DATASET EXCERPTS:
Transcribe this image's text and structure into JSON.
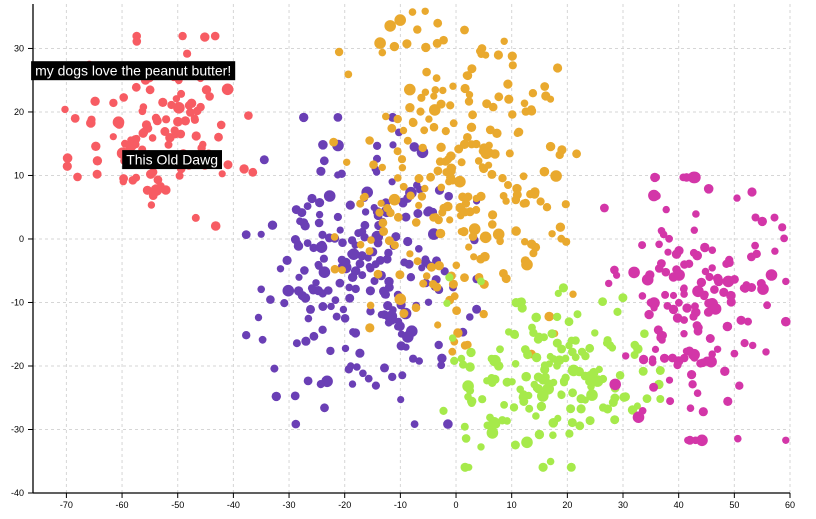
{
  "chart_data": {
    "type": "scatter",
    "xlim": [
      -76,
      60
    ],
    "ylim": [
      -40,
      37
    ],
    "x_ticks": [
      -70,
      -60,
      -50,
      -40,
      -30,
      -20,
      -10,
      0,
      10,
      20,
      30,
      40,
      50,
      60
    ],
    "y_ticks": [
      -40,
      -30,
      -20,
      -10,
      0,
      10,
      20,
      30
    ],
    "grid": true,
    "series": [
      {
        "color": "#f75c63",
        "center": [
          -53,
          17
        ],
        "spread": [
          7.5,
          6.5
        ],
        "count": 110,
        "seed": 11
      },
      {
        "color": "#6a3fb5",
        "center": [
          -17,
          -5
        ],
        "spread": [
          9,
          10.5
        ],
        "count": 230,
        "seed": 23
      },
      {
        "color": "#e9a92e",
        "center": [
          1,
          10
        ],
        "spread": [
          10,
          13
        ],
        "count": 260,
        "seed": 37
      },
      {
        "color": "#a6ea4b",
        "center": [
          16,
          -21
        ],
        "spread": [
          9,
          6.5
        ],
        "count": 170,
        "seed": 51
      },
      {
        "color": "#d336a8",
        "center": [
          42,
          -11
        ],
        "spread": [
          7.5,
          9
        ],
        "count": 160,
        "seed": 67
      }
    ],
    "annotations": [
      {
        "text": "my dogs love the peanut butter!",
        "x": -58,
        "y": 26.5
      },
      {
        "text": "This Old Dawg",
        "x": -51,
        "y": 12.5
      }
    ]
  }
}
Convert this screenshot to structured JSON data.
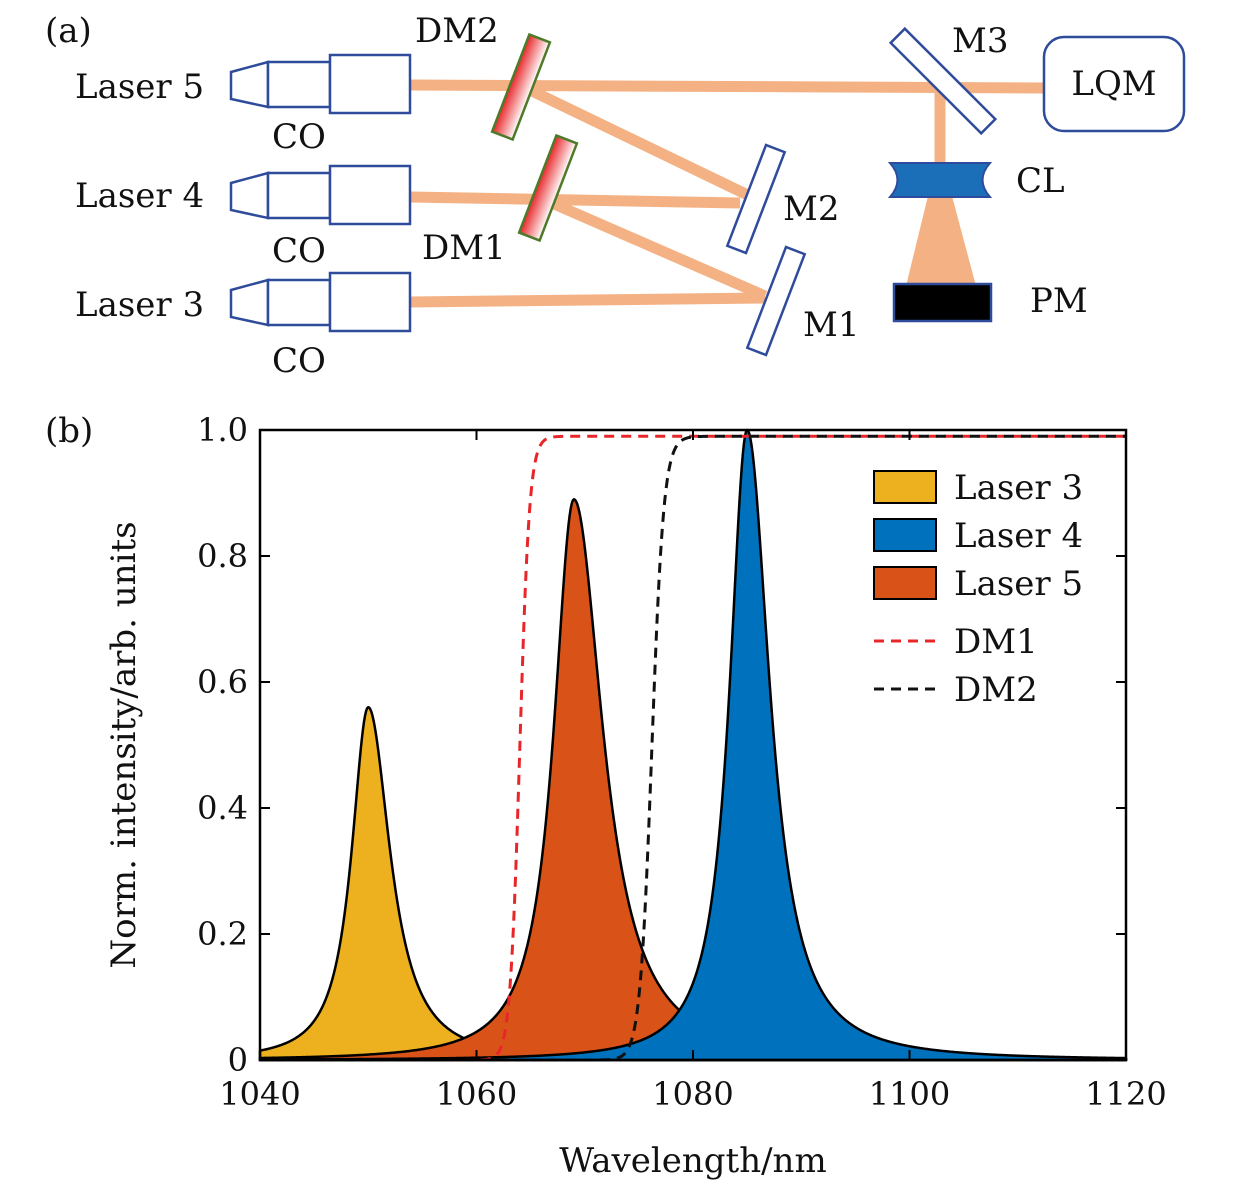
{
  "diagram": {
    "panel_label": "(a)",
    "lasers": [
      {
        "label": "Laser 5",
        "objective": "CO"
      },
      {
        "label": "Laser 4",
        "objective": "CO"
      },
      {
        "label": "Laser 3",
        "objective": "CO"
      }
    ],
    "components": {
      "dm1": "DM1",
      "dm2": "DM2",
      "m1": "M1",
      "m2": "M2",
      "m3": "M3",
      "lqm": "LQM",
      "cl": "CL",
      "pm": "PM"
    },
    "colors": {
      "beam": "#F4B183",
      "optics_outline": "#2F4B9B",
      "dichroic_red": "#E8262A",
      "dichroic_border": "#4E7A2A",
      "lens_fill": "#1B6FB8",
      "pm_fill": "#000000"
    }
  },
  "chart_data": {
    "panel_label": "(b)",
    "type": "area",
    "xlabel": "Wavelength/nm",
    "ylabel": "Norm. intensity/arb. units",
    "xlim": [
      1040,
      1120
    ],
    "ylim": [
      0,
      1.0
    ],
    "xticks": [
      1040,
      1060,
      1080,
      1100,
      1120
    ],
    "yticks": [
      0,
      0.2,
      0.4,
      0.6,
      0.8,
      1.0
    ],
    "ytick_labels": [
      "0",
      "0.2",
      "0.4",
      "0.6",
      "0.8",
      "1.0"
    ],
    "grid": false,
    "legend_position": "top-right",
    "series": [
      {
        "name": "Laser 3",
        "style": "filled",
        "color": "#EDB120",
        "peak_x": 1050,
        "peak_y": 0.56,
        "width_left": 1.9,
        "width_right": 2.5
      },
      {
        "name": "Laser 4",
        "style": "filled",
        "color": "#0072BD",
        "peak_x": 1085,
        "peak_y": 1.0,
        "width_left": 2.0,
        "width_right": 2.6
      },
      {
        "name": "Laser 5",
        "style": "filled",
        "color": "#D95319",
        "peak_x": 1069,
        "peak_y": 0.89,
        "width_left": 2.3,
        "width_right": 3.3
      },
      {
        "name": "DM1",
        "style": "dashed",
        "color": "#E8262A",
        "edge_x": 1064.0,
        "edge_width": 0.45,
        "plateau": 0.99
      },
      {
        "name": "DM2",
        "style": "dashed",
        "color": "#111111",
        "edge_x": 1076.2,
        "edge_width": 0.55,
        "plateau": 0.99
      }
    ]
  }
}
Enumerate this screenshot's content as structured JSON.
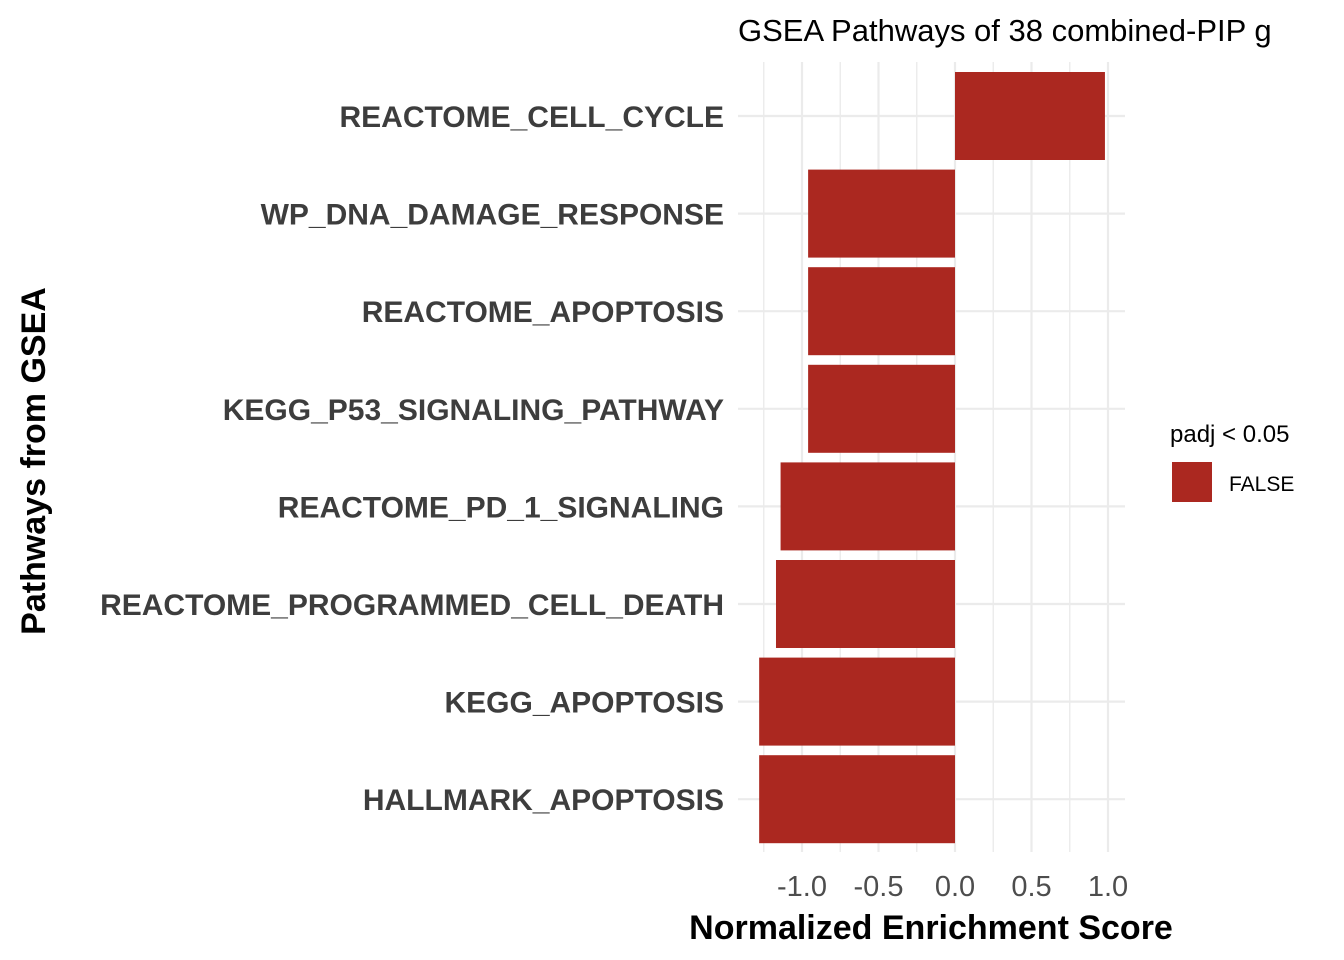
{
  "chart_data": {
    "type": "bar",
    "orientation": "horizontal",
    "title": "GSEA Pathways of 38 combined-PIP g",
    "xlabel": "Normalized Enrichment Score",
    "ylabel": "Pathways from GSEA",
    "categories": [
      "REACTOME_CELL_CYCLE",
      "WP_DNA_DAMAGE_RESPONSE",
      "REACTOME_APOPTOSIS",
      "KEGG_P53_SIGNALING_PATHWAY",
      "REACTOME_PD_1_SIGNALING",
      "REACTOME_PROGRAMMED_CELL_DEATH",
      "KEGG_APOPTOSIS",
      "HALLMARK_APOPTOSIS"
    ],
    "values": [
      0.98,
      -0.96,
      -0.96,
      -0.96,
      -1.14,
      -1.17,
      -1.28,
      -1.28
    ],
    "xlim": [
      -1.3,
      1.1
    ],
    "xticks": [
      -1.0,
      -0.5,
      0.0,
      0.5,
      1.0
    ],
    "xtick_labels": [
      "-1.0",
      "-0.5",
      "0.0",
      "0.5",
      "1.0"
    ],
    "grid": true,
    "bar_color": "#ab2820",
    "legend": {
      "title": "padj < 0.05",
      "position": "right",
      "entries": [
        {
          "label": "FALSE",
          "color": "#ab2820"
        }
      ]
    }
  }
}
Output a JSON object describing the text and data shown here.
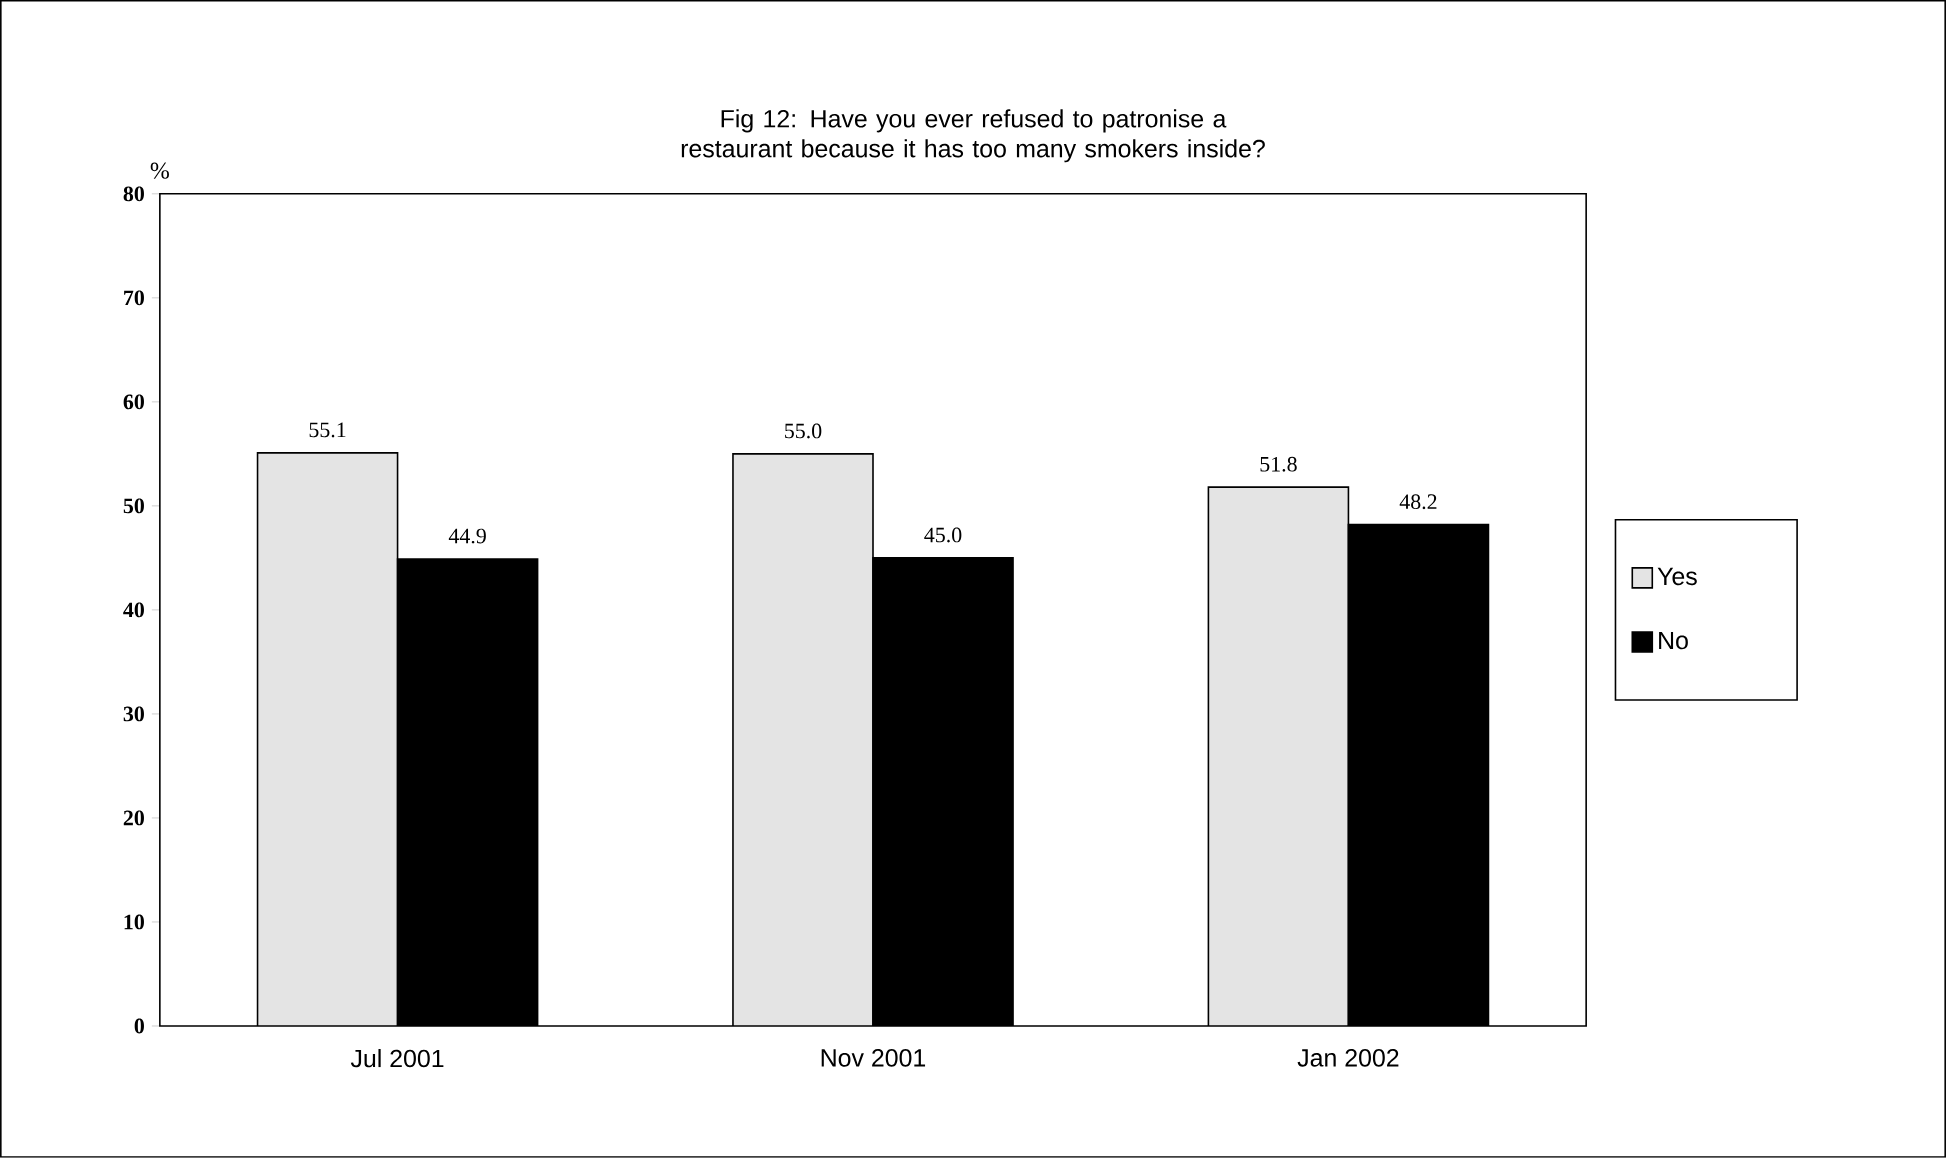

AIM OF THE TASK: Without the pictures, reproduce every line of the records above exactly.

OUTPUT FOR THIS EXERCISE:
Transcribe this image's text and structure into JSON.
{
  "chart_data": {
    "type": "scatter",
    "xlim": [
      -76,
      60
    ],
    "ylim": [
      -40,
      37
    ],
    "x_ticks": [
      -70,
      -60,
      -50,
      -40,
      -30,
      -20,
      -10,
      0,
      10,
      20,
      30,
      40,
      50,
      60
    ],
    "y_ticks": [
      -40,
      -30,
      -20,
      -10,
      0,
      10,
      20,
      30
    ],
    "grid": true,
    "series": [
      {
        "color": "#f75c63",
        "center": [
          -53,
          17
        ],
        "spread": [
          7.5,
          6.5
        ],
        "count": 110,
        "seed": 11
      },
      {
        "color": "#6a3fb5",
        "center": [
          -17,
          -5
        ],
        "spread": [
          9,
          10.5
        ],
        "count": 230,
        "seed": 23
      },
      {
        "color": "#e9a92e",
        "center": [
          1,
          10
        ],
        "spread": [
          10,
          13
        ],
        "count": 260,
        "seed": 37
      },
      {
        "color": "#a6ea4b",
        "center": [
          16,
          -21
        ],
        "spread": [
          9,
          6.5
        ],
        "count": 170,
        "seed": 51
      },
      {
        "color": "#d336a8",
        "center": [
          42,
          -11
        ],
        "spread": [
          7.5,
          9
        ],
        "count": 160,
        "seed": 67
      }
    ],
    "annotations": [
      {
        "text": "my dogs love the peanut butter!",
        "x": -58,
        "y": 26.5
      },
      {
        "text": "This Old Dawg",
        "x": -51,
        "y": 12.5
      }
    ]
  }
}
Convert this screenshot to structured JSON data.
{
  "diagram": {
    "panel_label": "(a)",
    "lasers": [
      {
        "label": "Laser 5",
        "objective": "CO"
      },
      {
        "label": "Laser 4",
        "objective": "CO"
      },
      {
        "label": "Laser 3",
        "objective": "CO"
      }
    ],
    "components": {
      "dm1": "DM1",
      "dm2": "DM2",
      "m1": "M1",
      "m2": "M2",
      "m3": "M3",
      "lqm": "LQM",
      "cl": "CL",
      "pm": "PM"
    },
    "colors": {
      "beam": "#F4B183",
      "optics_outline": "#2F4B9B",
      "dichroic_red": "#E8262A",
      "dichroic_border": "#4E7A2A",
      "lens_fill": "#1B6FB8",
      "pm_fill": "#000000"
    }
  },
  "chart_data": {
    "panel_label": "(b)",
    "type": "area",
    "xlabel": "Wavelength/nm",
    "ylabel": "Norm. intensity/arb. units",
    "xlim": [
      1040,
      1120
    ],
    "ylim": [
      0,
      1.0
    ],
    "xticks": [
      1040,
      1060,
      1080,
      1100,
      1120
    ],
    "yticks": [
      0,
      0.2,
      0.4,
      0.6,
      0.8,
      1.0
    ],
    "ytick_labels": [
      "0",
      "0.2",
      "0.4",
      "0.6",
      "0.8",
      "1.0"
    ],
    "grid": false,
    "legend_position": "top-right",
    "series": [
      {
        "name": "Laser 3",
        "style": "filled",
        "color": "#EDB120",
        "peak_x": 1050,
        "peak_y": 0.56,
        "width_left": 1.9,
        "width_right": 2.5
      },
      {
        "name": "Laser 4",
        "style": "filled",
        "color": "#0072BD",
        "peak_x": 1085,
        "peak_y": 1.0,
        "width_left": 2.0,
        "width_right": 2.6
      },
      {
        "name": "Laser 5",
        "style": "filled",
        "color": "#D95319",
        "peak_x": 1069,
        "peak_y": 0.89,
        "width_left": 2.3,
        "width_right": 3.3
      },
      {
        "name": "DM1",
        "style": "dashed",
        "color": "#E8262A",
        "edge_x": 1064.0,
        "edge_width": 0.45,
        "plateau": 0.99
      },
      {
        "name": "DM2",
        "style": "dashed",
        "color": "#111111",
        "edge_x": 1076.2,
        "edge_width": 0.55,
        "plateau": 0.99
      }
    ]
  }
}
Enumerate this screenshot's content as structured JSON.
{
  "chart_data": {
    "type": "bar",
    "orientation": "horizontal",
    "title": "GSEA Pathways of 38 combined-PIP g",
    "xlabel": "Normalized Enrichment Score",
    "ylabel": "Pathways from GSEA",
    "categories": [
      "REACTOME_CELL_CYCLE",
      "WP_DNA_DAMAGE_RESPONSE",
      "REACTOME_APOPTOSIS",
      "KEGG_P53_SIGNALING_PATHWAY",
      "REACTOME_PD_1_SIGNALING",
      "REACTOME_PROGRAMMED_CELL_DEATH",
      "KEGG_APOPTOSIS",
      "HALLMARK_APOPTOSIS"
    ],
    "values": [
      0.98,
      -0.96,
      -0.96,
      -0.96,
      -1.14,
      -1.17,
      -1.28,
      -1.28
    ],
    "xlim": [
      -1.3,
      1.1
    ],
    "xticks": [
      -1.0,
      -0.5,
      0.0,
      0.5,
      1.0
    ],
    "xtick_labels": [
      "-1.0",
      "-0.5",
      "0.0",
      "0.5",
      "1.0"
    ],
    "grid": true,
    "bar_color": "#ab2820",
    "legend": {
      "title": "padj < 0.05",
      "position": "right",
      "entries": [
        {
          "label": "FALSE",
          "color": "#ab2820"
        }
      ]
    }
  }
}
Output a JSON object describing the text and data shown here.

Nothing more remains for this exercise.